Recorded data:
— Start —
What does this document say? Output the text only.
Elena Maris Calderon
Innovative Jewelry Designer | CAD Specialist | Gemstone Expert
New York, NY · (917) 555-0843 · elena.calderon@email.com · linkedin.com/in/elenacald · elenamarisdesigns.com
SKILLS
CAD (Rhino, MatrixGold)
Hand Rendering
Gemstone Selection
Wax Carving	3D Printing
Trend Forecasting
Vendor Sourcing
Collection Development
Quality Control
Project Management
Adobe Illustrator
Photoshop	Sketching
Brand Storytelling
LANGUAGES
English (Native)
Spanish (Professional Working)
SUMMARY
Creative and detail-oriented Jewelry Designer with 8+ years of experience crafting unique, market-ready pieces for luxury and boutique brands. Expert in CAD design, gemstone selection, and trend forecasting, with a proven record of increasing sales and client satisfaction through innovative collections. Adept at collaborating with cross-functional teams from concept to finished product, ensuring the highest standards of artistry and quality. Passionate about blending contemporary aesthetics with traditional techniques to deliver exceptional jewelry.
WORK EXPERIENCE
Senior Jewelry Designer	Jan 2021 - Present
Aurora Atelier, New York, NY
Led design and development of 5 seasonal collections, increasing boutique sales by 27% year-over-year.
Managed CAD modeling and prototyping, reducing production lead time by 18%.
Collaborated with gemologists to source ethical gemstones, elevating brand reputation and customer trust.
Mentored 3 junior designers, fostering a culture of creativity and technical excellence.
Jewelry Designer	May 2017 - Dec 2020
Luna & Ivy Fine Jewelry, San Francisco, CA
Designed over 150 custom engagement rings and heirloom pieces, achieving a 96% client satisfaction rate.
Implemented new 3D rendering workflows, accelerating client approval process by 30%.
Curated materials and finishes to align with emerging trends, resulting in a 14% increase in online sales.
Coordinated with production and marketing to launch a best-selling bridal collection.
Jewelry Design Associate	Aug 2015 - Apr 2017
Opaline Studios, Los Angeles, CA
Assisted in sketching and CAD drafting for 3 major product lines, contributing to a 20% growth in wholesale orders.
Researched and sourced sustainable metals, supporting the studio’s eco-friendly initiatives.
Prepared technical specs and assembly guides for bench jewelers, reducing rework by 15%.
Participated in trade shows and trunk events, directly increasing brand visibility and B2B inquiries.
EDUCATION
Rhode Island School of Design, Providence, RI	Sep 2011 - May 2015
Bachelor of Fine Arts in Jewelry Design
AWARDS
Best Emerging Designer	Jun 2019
— End —
** Aim of the exercise **
Retype the entries exactly, including every line.

** Task response **
What does this document say? Output the text only.
Elena Maris Calderon
Innovative Jewelry Designer | CAD Specialist | Gemstone Expert
New York, NY · (917) 555-0843 · elena.calderon@email.com · linkedin.com/in/elenacald · elenamarisdesigns.com
SKILLS
CAD (Rhino, MatrixGold)
Hand Rendering
Gemstone Selection
Wax Carving	3D Printing
Trend Forecasting
Vendor Sourcing
Collection Development
Quality Control
Project Management
Adobe Illustrator
Photoshop	Sketching
Brand Storytelling
LANGUAGES
English (Native)
Spanish (Professional Working)
SUMMARY
Creative and detail-oriented Jewelry Designer with 8+ years of experience crafting unique, market-ready pieces for luxury and boutique brands. Expert in CAD design, gemstone selection, and trend forecasting, with a proven record of increasing sales and client satisfaction through innovative collections. Adept at collaborating with cross-functional teams from concept to finished product, ensuring the highest standards of artistry and quality. Passionate about blending contemporary aesthetics with traditional techniques to deliver exceptional jewelry.
WORK EXPERIENCE
Senior Jewelry Designer	Jan 2021 - Present
Aurora Atelier, New York, NY
Led design and development of 5 seasonal collections, increasing boutique sales by 27% year-over-year.
Managed CAD modeling and prototyping, reducing production lead time by 18%.
Collaborated with gemologists to source ethical gemstones, elevating brand reputation and customer trust.
Mentored 3 junior designers, fostering a culture of creativity and technical excellence.
Jewelry Designer	May 2017 - Dec 2020
Luna & Ivy Fine Jewelry, San Francisco, CA
Designed over 150 custom engagement rings and heirloom pieces, achieving a 96% client satisfaction rate.
Implemented new 3D rendering workflows, accelerating client approval process by 30%.
Curated materials and finishes to align with emerging trends, resulting in a 14% increase in online sales.
Coordinated with production and marketing to launch a best-selling bridal collection.
Jewelry Design Associate	Aug 2015 - Apr 2017
Opaline Studios, Los Angeles, CA
Assisted in sketching and CAD drafting for 3 major product lines, contributing to a 20% growth in wholesale orders.
Researched and sourced sustainable metals, supporting the studio’s eco-friendly initiatives.
Prepared technical specs and assembly guides for bench jewelers, reducing rework by 15%.
Participated in trade shows and trunk events, directly increasing brand visibility and B2B inquiries.
EDUCATION
Rhode Island School of Design, Providence, RI	Sep 2011 - May 2015
Bachelor of Fine Arts in Jewelry Design
AWARDS
Best Emerging Designer	Jun 2019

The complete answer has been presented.